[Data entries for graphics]
• • • •

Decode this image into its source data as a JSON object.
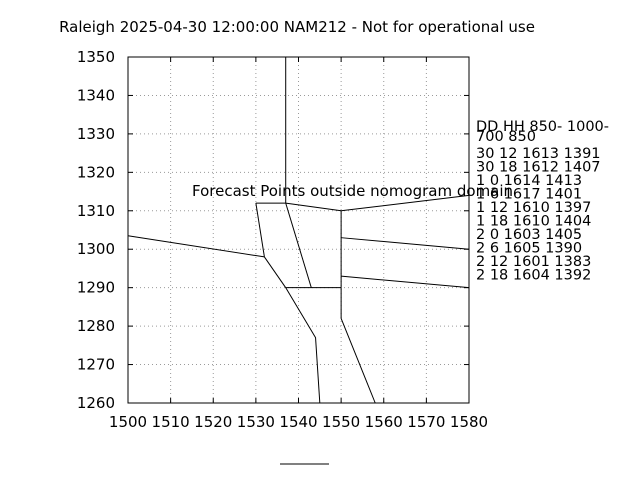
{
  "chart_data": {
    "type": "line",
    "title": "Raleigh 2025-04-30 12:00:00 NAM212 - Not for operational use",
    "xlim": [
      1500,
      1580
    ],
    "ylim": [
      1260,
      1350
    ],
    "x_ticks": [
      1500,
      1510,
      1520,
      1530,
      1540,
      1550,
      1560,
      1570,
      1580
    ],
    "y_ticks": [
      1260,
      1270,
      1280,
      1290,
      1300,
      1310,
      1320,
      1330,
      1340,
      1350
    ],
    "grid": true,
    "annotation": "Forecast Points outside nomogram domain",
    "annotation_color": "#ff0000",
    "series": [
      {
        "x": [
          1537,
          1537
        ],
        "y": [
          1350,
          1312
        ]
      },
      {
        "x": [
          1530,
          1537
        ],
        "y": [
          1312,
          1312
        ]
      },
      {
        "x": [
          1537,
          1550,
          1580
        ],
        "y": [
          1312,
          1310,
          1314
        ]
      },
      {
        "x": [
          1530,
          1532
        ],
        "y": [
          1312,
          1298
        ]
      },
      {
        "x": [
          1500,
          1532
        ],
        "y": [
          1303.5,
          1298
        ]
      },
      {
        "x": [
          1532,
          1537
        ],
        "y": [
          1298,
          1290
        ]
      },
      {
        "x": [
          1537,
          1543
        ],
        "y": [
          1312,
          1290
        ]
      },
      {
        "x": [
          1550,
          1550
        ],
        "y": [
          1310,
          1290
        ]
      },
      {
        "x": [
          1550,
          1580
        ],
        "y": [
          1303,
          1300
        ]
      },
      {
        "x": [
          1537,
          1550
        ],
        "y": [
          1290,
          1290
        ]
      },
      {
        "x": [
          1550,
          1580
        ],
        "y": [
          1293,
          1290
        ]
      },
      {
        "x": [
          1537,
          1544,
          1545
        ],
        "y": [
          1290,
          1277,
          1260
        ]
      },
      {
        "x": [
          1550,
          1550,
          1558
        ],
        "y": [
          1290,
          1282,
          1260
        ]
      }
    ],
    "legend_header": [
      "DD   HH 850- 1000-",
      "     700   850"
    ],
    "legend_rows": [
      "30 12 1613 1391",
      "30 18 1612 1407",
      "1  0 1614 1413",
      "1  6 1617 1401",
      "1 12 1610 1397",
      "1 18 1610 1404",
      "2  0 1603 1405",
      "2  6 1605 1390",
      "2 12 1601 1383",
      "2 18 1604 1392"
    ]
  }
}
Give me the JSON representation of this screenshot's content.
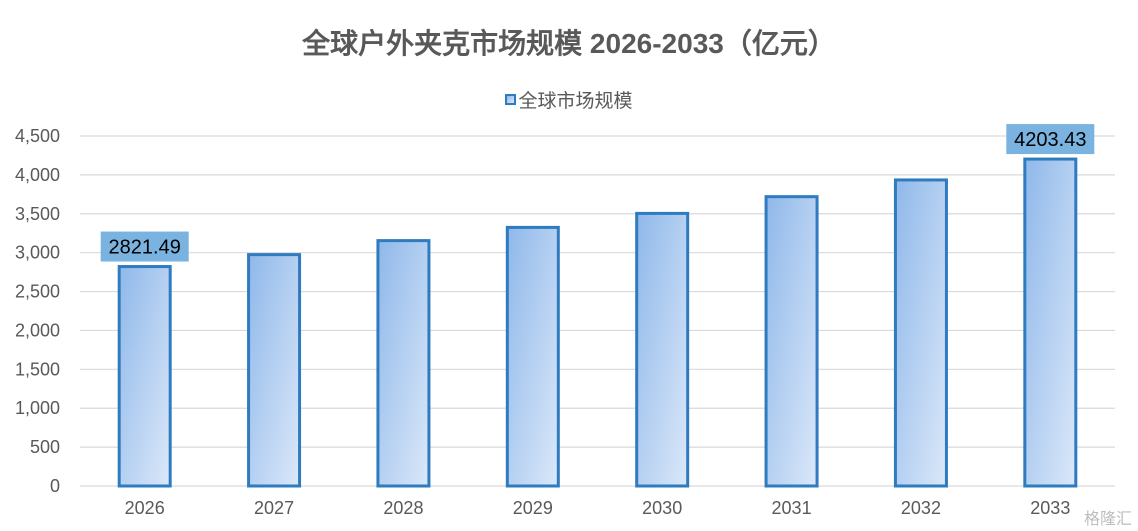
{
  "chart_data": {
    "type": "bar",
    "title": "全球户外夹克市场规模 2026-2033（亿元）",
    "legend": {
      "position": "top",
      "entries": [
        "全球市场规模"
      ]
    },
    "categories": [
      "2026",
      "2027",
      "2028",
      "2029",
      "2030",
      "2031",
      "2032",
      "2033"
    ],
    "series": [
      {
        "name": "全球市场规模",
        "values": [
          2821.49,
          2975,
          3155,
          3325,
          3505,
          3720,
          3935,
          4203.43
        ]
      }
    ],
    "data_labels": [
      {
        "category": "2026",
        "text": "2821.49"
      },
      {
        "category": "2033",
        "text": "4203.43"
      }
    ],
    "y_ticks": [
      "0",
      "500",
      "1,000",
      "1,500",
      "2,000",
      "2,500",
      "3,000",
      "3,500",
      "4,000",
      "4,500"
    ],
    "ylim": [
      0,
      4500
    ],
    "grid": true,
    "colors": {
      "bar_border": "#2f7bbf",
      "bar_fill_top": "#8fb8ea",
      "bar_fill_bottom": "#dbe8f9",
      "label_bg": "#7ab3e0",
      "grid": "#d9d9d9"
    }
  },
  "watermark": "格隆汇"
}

• • • •

DIRECTIVE: Leaving out every picture, transcribe exactly the lines from the line that contains "Give me the" through the final line of the entries above.

WRITTEN ANSWER:
Give me the JSON representation of this screenshot's content.
{
  "chart_data": {
    "type": "bar",
    "title": "全球户外夹克市场规模 2026-2033（亿元）",
    "legend": {
      "position": "top",
      "entries": [
        "全球市场规模"
      ]
    },
    "categories": [
      "2026",
      "2027",
      "2028",
      "2029",
      "2030",
      "2031",
      "2032",
      "2033"
    ],
    "series": [
      {
        "name": "全球市场规模",
        "values": [
          2821.49,
          2975,
          3155,
          3325,
          3505,
          3720,
          3935,
          4203.43
        ]
      }
    ],
    "data_labels": [
      {
        "category": "2026",
        "text": "2821.49"
      },
      {
        "category": "2033",
        "text": "4203.43"
      }
    ],
    "y_ticks": [
      "0",
      "500",
      "1,000",
      "1,500",
      "2,000",
      "2,500",
      "3,000",
      "3,500",
      "4,000",
      "4,500"
    ],
    "ylim": [
      0,
      4500
    ],
    "grid": true,
    "colors": {
      "bar_border": "#2f7bbf",
      "bar_fill_top": "#8fb8ea",
      "bar_fill_bottom": "#dbe8f9",
      "label_bg": "#7ab3e0",
      "grid": "#d9d9d9"
    }
  },
  "watermark": "格隆汇"
}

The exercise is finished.